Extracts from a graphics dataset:
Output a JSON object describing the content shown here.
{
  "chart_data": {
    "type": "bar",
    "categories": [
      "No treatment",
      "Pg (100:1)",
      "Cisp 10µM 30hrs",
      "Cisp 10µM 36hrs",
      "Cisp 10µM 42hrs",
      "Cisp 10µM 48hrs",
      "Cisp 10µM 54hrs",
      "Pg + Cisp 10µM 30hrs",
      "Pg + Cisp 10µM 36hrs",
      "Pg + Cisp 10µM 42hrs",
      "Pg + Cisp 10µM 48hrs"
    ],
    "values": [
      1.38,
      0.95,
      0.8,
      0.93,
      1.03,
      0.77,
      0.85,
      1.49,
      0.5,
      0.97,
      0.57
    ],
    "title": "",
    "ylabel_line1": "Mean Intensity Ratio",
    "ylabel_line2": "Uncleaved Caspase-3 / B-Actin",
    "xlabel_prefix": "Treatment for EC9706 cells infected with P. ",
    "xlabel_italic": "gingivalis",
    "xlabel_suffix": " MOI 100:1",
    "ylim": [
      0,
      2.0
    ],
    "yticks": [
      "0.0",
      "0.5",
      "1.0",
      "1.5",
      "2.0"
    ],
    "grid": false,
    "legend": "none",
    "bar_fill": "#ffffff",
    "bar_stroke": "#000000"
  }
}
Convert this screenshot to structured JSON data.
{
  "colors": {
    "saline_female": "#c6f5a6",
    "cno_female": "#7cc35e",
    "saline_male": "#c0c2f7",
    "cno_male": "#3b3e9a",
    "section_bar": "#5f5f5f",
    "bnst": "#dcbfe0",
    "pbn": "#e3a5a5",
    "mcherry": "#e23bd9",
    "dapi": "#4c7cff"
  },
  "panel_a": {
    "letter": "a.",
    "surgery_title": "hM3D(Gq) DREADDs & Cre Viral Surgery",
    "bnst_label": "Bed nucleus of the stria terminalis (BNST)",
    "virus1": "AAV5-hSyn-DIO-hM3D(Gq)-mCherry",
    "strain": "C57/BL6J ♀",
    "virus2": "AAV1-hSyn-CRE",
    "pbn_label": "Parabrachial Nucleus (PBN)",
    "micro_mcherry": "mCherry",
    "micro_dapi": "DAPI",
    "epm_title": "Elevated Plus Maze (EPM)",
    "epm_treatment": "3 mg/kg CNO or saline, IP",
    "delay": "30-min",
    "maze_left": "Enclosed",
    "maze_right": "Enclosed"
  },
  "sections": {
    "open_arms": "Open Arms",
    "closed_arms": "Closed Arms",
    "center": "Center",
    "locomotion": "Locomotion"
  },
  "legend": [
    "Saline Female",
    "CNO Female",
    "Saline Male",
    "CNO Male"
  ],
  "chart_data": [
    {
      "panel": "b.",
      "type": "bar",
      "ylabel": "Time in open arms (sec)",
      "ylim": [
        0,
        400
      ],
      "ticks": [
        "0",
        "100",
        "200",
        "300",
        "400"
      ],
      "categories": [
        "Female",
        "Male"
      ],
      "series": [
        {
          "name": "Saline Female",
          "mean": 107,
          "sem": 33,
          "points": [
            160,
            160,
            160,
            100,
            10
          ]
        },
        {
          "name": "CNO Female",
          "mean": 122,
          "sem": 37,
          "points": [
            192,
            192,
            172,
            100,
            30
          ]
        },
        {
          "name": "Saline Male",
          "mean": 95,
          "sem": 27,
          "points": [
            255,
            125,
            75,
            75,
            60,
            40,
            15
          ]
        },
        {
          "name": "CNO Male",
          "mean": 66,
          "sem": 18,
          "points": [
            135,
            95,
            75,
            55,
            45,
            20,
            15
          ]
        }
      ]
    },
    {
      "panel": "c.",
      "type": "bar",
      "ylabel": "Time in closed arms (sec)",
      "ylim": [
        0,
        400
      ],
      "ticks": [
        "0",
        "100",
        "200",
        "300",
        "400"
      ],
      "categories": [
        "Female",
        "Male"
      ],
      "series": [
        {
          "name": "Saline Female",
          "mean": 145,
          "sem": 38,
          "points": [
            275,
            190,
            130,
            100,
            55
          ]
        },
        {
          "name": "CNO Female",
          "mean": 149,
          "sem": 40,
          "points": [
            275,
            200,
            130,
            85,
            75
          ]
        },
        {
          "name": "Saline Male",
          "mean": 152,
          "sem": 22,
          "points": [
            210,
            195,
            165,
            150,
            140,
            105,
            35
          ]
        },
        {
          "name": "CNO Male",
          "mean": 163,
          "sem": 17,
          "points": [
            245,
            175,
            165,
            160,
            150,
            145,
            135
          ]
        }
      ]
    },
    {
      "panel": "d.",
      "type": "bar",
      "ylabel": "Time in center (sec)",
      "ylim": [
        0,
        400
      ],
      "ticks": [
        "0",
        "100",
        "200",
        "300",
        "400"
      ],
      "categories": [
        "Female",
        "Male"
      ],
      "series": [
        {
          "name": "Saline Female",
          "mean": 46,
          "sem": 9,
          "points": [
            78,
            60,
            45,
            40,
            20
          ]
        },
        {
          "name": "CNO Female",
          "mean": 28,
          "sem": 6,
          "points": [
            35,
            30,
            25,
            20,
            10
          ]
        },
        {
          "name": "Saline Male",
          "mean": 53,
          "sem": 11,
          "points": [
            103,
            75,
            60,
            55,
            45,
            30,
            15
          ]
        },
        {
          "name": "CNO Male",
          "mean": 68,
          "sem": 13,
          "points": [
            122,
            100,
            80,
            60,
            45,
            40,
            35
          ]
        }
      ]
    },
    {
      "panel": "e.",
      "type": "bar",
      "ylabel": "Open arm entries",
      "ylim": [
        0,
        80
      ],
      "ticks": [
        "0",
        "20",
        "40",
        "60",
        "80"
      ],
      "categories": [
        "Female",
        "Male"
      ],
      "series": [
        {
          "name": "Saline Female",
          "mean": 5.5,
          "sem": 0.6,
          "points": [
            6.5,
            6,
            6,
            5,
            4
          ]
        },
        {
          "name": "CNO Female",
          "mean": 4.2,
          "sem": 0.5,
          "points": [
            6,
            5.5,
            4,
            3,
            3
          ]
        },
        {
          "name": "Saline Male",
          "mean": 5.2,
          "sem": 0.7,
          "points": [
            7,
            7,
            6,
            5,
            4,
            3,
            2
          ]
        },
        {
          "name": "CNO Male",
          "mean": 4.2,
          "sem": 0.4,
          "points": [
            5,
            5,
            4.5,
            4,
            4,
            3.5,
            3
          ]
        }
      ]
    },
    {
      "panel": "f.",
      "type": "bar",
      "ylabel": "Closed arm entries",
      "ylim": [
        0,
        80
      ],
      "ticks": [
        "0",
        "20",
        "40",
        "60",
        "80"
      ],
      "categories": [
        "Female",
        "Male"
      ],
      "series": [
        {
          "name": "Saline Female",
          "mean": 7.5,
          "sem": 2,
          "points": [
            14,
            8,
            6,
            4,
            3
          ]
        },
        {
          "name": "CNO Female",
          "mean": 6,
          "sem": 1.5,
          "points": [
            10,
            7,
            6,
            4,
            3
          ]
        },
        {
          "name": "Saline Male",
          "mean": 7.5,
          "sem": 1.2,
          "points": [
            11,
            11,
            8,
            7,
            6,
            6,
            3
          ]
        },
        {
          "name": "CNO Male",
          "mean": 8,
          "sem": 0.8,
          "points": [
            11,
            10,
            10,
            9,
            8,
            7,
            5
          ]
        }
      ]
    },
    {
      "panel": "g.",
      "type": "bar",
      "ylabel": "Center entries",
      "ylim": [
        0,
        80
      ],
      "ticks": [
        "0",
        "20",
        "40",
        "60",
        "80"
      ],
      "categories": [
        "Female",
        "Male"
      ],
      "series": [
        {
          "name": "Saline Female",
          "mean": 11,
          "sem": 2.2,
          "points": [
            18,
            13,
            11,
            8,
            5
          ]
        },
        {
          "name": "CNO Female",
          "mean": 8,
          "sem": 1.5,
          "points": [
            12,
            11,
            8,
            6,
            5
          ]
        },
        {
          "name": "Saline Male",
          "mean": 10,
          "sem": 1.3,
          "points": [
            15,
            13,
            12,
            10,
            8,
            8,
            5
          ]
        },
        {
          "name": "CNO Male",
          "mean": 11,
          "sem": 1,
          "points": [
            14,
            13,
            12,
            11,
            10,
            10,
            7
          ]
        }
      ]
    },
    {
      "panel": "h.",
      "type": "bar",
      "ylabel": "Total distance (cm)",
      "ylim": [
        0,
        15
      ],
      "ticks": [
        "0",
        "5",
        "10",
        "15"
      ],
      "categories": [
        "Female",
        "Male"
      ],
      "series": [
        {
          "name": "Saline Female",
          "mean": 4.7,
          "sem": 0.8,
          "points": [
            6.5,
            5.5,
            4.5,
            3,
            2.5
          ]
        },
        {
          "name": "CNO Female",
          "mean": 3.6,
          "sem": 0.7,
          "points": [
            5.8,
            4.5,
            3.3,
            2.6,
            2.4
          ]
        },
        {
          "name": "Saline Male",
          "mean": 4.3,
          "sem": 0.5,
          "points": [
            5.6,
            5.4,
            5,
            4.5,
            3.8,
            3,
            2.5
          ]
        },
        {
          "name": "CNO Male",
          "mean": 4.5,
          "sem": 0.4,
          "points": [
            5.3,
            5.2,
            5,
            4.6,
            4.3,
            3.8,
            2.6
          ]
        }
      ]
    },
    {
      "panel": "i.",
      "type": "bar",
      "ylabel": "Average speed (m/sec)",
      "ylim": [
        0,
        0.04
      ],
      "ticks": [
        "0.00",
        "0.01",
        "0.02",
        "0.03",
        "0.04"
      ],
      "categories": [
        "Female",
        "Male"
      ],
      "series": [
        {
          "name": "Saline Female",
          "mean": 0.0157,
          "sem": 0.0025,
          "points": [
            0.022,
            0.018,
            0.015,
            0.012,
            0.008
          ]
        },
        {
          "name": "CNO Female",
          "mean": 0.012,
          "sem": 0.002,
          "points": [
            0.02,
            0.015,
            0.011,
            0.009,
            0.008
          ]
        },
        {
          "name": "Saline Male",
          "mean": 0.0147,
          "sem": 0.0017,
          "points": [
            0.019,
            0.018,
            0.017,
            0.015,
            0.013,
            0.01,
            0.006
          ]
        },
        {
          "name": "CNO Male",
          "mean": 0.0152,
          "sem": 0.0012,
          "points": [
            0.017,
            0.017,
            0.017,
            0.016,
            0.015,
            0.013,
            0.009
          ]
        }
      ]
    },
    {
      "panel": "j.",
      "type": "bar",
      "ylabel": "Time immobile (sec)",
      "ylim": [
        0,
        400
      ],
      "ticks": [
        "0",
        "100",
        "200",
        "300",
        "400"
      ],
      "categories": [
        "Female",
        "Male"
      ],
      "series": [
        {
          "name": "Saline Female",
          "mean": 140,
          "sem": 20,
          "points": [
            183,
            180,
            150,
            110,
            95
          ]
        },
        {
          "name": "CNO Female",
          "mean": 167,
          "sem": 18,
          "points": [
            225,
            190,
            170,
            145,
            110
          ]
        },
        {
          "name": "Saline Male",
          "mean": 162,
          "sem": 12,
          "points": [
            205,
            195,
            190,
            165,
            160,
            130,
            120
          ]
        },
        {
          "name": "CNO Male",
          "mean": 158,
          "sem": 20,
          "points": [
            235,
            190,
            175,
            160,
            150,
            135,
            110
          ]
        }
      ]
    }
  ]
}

DIRECTIONS FOR THIS TASK: Count the lines above holding "Enclosed". Give only the number.

EXPECTED OUTPUT: 2